**EXERCISE PROMPT**
Collect each line holding the string "screenshot".

::: GIVEN RECORDS :::

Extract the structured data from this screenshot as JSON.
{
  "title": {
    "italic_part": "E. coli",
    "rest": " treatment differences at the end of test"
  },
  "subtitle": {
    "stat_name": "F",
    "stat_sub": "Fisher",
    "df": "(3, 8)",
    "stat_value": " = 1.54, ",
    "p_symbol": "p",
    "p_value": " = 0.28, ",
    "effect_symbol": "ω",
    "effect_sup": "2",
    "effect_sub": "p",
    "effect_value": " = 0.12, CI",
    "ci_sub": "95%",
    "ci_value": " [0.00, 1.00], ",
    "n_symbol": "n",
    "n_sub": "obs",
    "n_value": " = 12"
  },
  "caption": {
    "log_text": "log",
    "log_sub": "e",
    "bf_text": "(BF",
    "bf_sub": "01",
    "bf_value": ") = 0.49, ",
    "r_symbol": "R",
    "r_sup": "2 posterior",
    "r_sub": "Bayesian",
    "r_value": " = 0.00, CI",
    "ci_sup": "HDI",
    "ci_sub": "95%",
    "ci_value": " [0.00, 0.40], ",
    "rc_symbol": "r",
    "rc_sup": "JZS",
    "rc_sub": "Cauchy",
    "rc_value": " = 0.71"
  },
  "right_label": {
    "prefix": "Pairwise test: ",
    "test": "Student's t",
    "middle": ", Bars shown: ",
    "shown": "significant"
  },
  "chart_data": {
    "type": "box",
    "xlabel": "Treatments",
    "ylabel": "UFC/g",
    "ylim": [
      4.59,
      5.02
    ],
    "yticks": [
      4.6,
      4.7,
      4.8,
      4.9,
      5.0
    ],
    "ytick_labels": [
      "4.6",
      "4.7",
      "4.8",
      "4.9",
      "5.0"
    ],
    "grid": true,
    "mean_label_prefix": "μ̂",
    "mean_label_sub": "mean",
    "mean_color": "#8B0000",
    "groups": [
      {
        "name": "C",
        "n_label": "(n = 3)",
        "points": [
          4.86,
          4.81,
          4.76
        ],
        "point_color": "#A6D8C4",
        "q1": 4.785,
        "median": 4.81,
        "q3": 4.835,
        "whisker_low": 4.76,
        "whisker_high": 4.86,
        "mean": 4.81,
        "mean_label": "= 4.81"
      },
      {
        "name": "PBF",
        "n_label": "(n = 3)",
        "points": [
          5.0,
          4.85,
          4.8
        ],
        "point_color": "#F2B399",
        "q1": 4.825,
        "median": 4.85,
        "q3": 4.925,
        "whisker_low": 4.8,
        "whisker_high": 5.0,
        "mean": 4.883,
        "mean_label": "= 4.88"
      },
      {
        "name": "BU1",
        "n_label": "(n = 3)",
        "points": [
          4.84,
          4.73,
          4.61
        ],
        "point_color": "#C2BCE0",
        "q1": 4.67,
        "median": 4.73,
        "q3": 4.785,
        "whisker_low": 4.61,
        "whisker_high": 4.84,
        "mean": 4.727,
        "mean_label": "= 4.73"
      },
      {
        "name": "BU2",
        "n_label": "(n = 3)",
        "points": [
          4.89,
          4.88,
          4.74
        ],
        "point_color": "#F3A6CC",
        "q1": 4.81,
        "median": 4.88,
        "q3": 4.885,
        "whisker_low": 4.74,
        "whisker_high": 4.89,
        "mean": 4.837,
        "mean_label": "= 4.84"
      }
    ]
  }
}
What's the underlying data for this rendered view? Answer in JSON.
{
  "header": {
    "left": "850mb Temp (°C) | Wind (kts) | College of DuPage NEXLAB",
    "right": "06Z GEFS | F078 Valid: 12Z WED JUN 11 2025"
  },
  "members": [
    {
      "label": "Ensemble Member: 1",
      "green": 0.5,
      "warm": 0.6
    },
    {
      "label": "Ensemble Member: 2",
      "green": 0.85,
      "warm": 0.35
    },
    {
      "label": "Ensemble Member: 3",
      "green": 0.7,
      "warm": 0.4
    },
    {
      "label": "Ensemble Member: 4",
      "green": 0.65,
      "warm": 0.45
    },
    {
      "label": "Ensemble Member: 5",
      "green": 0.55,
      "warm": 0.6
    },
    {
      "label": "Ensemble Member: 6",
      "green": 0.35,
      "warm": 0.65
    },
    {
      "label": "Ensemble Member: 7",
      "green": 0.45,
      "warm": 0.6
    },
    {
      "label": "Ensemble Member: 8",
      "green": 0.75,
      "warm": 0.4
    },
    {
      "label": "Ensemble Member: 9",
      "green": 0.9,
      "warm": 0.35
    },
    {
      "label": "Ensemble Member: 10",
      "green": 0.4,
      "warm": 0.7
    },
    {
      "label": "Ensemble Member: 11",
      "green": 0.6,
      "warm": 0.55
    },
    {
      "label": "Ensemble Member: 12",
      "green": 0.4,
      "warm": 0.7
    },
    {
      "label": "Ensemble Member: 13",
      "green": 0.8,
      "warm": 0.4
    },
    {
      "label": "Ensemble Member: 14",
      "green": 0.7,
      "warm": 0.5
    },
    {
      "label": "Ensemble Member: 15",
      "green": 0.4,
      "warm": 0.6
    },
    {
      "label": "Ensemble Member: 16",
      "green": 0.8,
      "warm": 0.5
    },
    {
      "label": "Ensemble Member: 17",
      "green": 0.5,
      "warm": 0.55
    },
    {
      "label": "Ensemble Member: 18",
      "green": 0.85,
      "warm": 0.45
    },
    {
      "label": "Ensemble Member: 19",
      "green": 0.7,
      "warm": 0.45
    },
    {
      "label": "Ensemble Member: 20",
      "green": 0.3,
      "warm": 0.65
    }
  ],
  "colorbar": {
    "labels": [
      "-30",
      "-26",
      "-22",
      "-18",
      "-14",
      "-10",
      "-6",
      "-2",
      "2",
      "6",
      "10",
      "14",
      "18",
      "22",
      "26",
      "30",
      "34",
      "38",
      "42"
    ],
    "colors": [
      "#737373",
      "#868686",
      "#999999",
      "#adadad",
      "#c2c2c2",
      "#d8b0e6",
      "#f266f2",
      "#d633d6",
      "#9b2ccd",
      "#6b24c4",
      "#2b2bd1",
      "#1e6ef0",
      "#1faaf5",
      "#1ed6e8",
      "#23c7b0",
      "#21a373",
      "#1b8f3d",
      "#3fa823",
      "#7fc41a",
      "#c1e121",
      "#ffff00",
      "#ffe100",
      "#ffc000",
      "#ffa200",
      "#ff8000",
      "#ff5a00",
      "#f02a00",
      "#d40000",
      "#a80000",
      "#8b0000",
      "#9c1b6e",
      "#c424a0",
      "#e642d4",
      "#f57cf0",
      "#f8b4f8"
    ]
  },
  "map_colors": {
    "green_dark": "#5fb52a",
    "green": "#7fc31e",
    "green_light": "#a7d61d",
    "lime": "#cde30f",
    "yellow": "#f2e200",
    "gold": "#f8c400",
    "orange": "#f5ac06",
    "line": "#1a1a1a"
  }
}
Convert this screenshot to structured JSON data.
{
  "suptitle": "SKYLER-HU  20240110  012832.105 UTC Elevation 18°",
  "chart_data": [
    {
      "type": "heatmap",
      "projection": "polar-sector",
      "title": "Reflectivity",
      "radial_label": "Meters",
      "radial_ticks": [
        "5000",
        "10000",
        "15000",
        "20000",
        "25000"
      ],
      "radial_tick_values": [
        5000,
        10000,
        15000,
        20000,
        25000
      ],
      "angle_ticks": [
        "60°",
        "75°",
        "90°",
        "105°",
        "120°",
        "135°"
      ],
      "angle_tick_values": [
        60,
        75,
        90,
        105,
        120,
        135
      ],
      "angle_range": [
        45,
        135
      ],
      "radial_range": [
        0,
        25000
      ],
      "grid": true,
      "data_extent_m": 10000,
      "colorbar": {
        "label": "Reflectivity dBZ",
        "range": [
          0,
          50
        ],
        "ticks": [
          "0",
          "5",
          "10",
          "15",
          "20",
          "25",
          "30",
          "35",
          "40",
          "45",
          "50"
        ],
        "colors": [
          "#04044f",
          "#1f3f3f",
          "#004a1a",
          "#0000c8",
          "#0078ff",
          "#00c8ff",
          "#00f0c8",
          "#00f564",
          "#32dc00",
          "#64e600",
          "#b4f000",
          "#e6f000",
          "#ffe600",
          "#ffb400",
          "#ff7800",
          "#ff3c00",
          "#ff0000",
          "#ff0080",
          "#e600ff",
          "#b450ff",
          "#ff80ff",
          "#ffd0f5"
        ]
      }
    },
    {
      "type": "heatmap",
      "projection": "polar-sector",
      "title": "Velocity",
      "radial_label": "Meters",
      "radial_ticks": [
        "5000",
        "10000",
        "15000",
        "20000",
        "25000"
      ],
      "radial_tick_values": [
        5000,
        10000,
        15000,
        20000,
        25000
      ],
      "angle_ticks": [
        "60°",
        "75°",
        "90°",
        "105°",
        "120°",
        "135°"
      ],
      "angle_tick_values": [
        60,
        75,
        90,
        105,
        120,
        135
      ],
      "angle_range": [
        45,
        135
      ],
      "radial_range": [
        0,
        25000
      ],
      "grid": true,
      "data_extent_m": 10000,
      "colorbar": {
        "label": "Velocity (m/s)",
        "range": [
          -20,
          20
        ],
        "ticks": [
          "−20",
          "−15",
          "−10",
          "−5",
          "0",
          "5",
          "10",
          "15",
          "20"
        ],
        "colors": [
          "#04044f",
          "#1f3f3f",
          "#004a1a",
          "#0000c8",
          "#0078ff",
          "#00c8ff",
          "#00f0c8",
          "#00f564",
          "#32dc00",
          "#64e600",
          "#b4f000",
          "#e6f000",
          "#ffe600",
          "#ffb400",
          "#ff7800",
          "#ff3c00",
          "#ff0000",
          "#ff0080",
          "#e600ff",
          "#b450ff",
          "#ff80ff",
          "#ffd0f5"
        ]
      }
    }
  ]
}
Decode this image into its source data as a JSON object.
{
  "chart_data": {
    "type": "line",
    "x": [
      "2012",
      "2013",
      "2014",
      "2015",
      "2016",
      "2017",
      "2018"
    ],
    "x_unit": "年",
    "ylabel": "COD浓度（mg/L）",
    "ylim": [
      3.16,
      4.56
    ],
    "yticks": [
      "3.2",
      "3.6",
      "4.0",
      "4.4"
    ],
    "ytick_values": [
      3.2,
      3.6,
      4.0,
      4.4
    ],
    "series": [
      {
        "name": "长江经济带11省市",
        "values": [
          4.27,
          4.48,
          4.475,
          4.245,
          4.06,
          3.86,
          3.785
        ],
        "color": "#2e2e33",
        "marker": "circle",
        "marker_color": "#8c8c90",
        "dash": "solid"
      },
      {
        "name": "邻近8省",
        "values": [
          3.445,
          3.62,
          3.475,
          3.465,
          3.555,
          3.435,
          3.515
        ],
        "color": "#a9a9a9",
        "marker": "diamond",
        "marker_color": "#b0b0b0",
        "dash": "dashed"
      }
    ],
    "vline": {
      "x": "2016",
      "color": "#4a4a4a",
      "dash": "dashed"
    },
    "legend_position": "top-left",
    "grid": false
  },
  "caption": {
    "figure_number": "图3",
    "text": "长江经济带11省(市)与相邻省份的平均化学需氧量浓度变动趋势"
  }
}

:::

**SOLVED EXERCISE**
Extract the structured data from this screenshot as JSON.
Convert this screenshot to structured JSON data.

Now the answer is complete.